Stored entries:
/---

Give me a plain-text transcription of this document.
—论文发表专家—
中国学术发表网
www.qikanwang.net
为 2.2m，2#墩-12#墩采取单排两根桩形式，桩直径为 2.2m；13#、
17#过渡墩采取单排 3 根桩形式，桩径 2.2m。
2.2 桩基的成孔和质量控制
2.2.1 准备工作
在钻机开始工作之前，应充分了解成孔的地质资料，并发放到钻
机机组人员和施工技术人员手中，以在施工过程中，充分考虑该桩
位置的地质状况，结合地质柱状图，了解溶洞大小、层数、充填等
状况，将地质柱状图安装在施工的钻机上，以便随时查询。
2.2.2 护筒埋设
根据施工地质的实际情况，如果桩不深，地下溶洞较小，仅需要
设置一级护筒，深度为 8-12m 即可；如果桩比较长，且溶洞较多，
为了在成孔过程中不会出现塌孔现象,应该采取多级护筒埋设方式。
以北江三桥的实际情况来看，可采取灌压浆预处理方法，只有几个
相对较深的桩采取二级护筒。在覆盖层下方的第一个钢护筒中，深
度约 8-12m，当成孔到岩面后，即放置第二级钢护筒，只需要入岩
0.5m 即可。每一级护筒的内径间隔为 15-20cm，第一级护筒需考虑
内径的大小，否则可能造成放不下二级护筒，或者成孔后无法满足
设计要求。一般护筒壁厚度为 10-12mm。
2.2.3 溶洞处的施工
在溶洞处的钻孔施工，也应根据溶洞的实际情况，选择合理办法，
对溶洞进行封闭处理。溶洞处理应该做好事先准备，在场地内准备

\---
/---

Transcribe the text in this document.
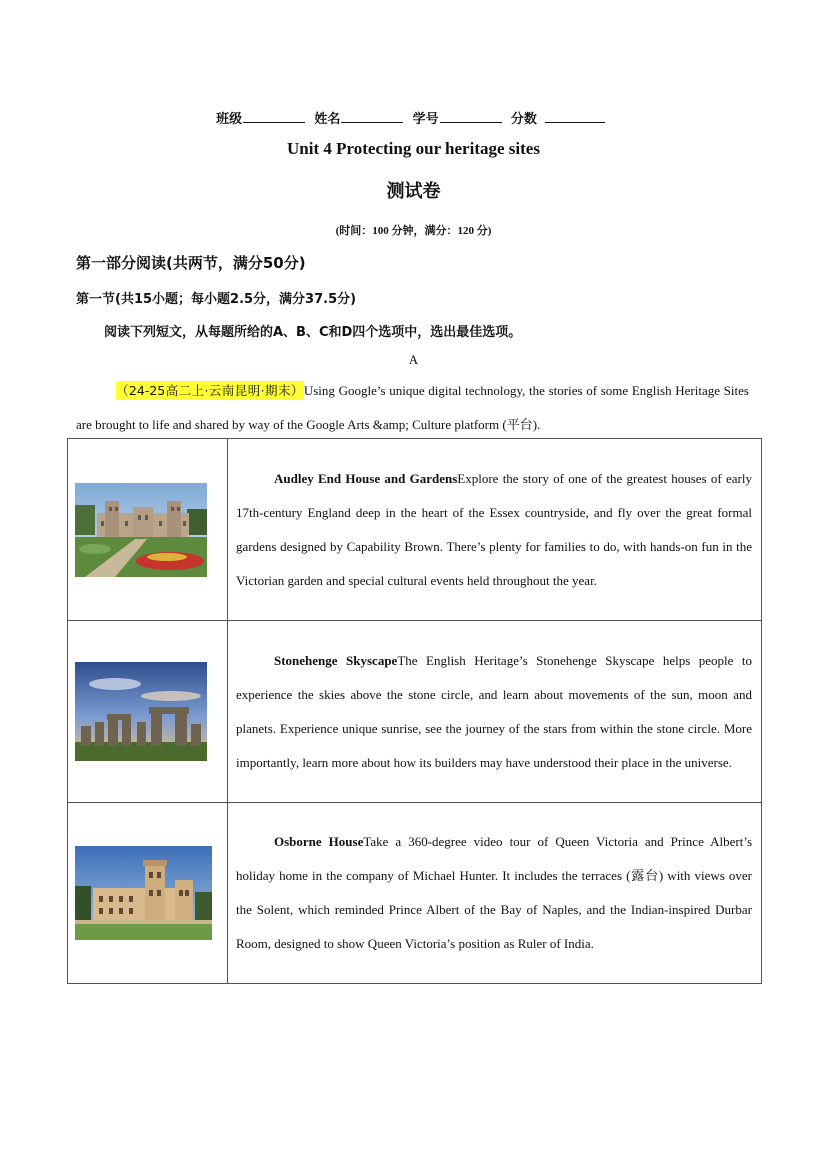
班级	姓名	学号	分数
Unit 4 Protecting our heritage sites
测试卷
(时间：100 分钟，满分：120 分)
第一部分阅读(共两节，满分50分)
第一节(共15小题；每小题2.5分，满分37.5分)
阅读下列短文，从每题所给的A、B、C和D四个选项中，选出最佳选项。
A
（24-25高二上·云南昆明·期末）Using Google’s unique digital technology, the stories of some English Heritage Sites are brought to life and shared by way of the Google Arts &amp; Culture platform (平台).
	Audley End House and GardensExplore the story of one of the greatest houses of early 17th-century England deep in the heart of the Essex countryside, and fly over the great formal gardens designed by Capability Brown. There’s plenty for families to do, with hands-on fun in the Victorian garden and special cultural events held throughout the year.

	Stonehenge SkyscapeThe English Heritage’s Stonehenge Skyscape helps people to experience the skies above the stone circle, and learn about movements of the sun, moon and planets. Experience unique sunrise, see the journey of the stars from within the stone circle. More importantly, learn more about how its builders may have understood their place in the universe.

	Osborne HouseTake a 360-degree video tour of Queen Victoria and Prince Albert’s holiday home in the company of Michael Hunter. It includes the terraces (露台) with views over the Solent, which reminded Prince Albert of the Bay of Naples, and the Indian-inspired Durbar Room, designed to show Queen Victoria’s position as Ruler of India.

\---
/---

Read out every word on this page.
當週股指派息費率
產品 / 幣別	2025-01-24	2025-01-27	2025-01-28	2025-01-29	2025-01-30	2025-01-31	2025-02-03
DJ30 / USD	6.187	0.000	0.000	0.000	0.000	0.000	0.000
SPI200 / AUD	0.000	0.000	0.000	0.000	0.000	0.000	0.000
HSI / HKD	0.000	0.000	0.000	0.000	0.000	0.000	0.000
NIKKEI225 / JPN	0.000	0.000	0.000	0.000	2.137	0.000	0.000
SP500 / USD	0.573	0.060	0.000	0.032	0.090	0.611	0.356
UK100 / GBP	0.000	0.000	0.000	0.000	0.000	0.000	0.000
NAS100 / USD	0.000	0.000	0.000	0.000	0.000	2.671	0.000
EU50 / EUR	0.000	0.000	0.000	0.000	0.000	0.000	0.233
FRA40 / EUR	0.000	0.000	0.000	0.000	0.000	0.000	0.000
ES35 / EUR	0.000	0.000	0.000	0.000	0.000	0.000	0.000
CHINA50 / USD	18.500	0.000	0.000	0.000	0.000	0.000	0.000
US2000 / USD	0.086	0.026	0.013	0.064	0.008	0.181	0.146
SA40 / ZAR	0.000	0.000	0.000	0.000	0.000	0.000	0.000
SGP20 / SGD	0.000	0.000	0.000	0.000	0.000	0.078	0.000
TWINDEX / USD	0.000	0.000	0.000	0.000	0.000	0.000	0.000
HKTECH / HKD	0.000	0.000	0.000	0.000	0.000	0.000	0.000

\---

> **PROBLEM REQUIREMENTS**: Output nothing but the number of lines in the data containing the string "this".

> **COMPLETE RESPONSE**: 3